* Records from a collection
##############################

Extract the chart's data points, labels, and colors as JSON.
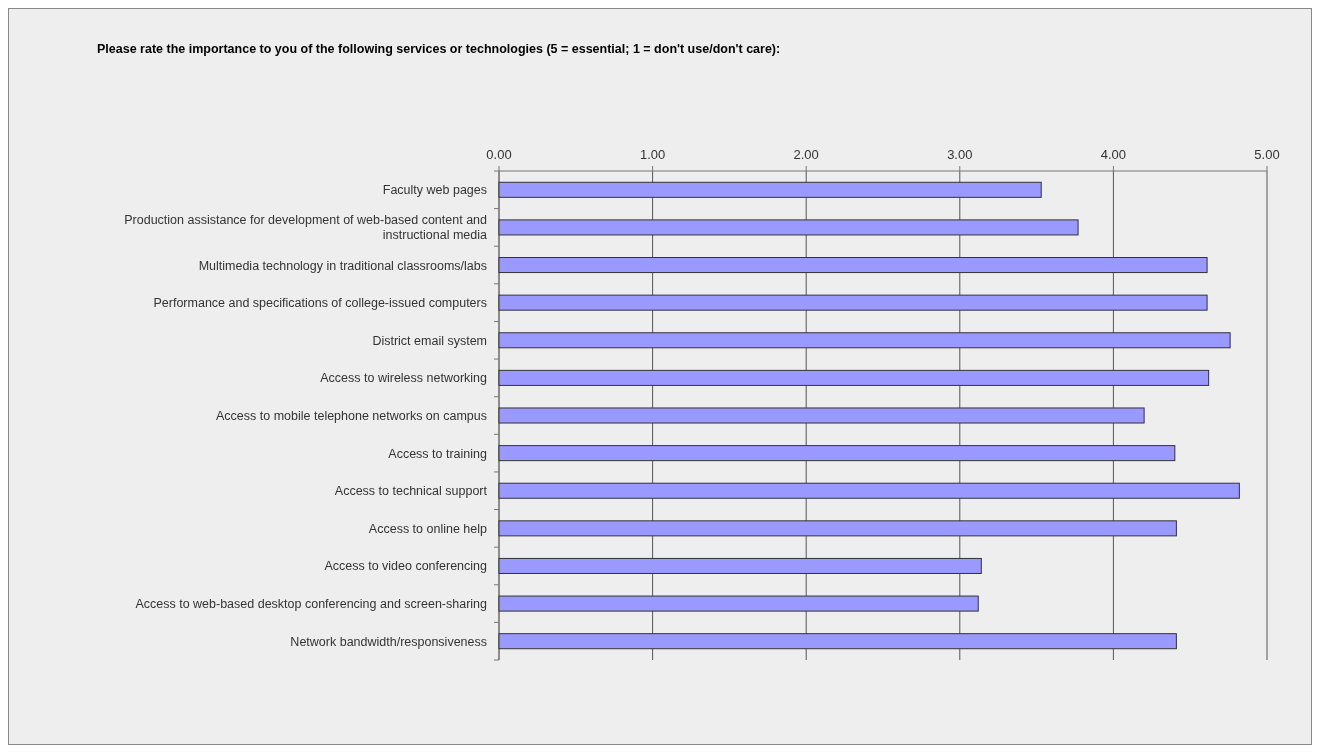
{
  "chart_data": {
    "type": "bar",
    "orientation": "horizontal",
    "title": "Please rate the importance to you of the following services or technologies (5 = essential; 1 = don't use/don't care):",
    "categories": [
      "Faculty web pages",
      "Production assistance for development of web-based content and instructional media",
      "Multimedia technology in traditional classrooms/labs",
      "Performance and specifications of college-issued computers",
      "District email system",
      "Access to wireless networking",
      "Access to mobile telephone networks on campus",
      "Access to training",
      "Access to technical support",
      "Access to online help",
      "Access to video conferencing",
      "Access to web-based desktop conferencing and screen-sharing",
      "Network bandwidth/responsiveness"
    ],
    "values": [
      3.53,
      3.77,
      4.61,
      4.61,
      4.76,
      4.62,
      4.2,
      4.4,
      4.82,
      4.41,
      3.14,
      3.12,
      4.41
    ],
    "color": "#9999ff",
    "xlim": [
      0,
      5
    ],
    "xticks": [
      {
        "value": 0,
        "label": "0.00"
      },
      {
        "value": 1,
        "label": "1.00"
      },
      {
        "value": 2,
        "label": "2.00"
      },
      {
        "value": 3,
        "label": "3.00"
      },
      {
        "value": 4,
        "label": "4.00"
      },
      {
        "value": 5,
        "label": "5.00"
      }
    ],
    "grid": "x"
  }
}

##############################

Drop the pictures and reproduce the rest of the entries above exactly.

Extract the chart's data points, labels, and colors as JSON.
{
  "chart_data": {
    "type": "bar",
    "orientation": "horizontal",
    "title": "Please rate the importance to you of the following services or technologies (5 = essential; 1 = don't use/don't care):",
    "categories": [
      "Faculty web pages",
      "Production assistance for development of web-based content and instructional media",
      "Multimedia technology in traditional classrooms/labs",
      "Performance and specifications of college-issued computers",
      "District email system",
      "Access to wireless networking",
      "Access to mobile telephone networks on campus",
      "Access to training",
      "Access to technical support",
      "Access to online help",
      "Access to video conferencing",
      "Access to web-based desktop conferencing and screen-sharing",
      "Network bandwidth/responsiveness"
    ],
    "values": [
      3.53,
      3.77,
      4.61,
      4.61,
      4.76,
      4.62,
      4.2,
      4.4,
      4.82,
      4.41,
      3.14,
      3.12,
      4.41
    ],
    "color": "#9999ff",
    "xlim": [
      0,
      5
    ],
    "xticks": [
      {
        "value": 0,
        "label": "0.00"
      },
      {
        "value": 1,
        "label": "1.00"
      },
      {
        "value": 2,
        "label": "2.00"
      },
      {
        "value": 3,
        "label": "3.00"
      },
      {
        "value": 4,
        "label": "4.00"
      },
      {
        "value": 5,
        "label": "5.00"
      }
    ],
    "grid": "x"
  }
}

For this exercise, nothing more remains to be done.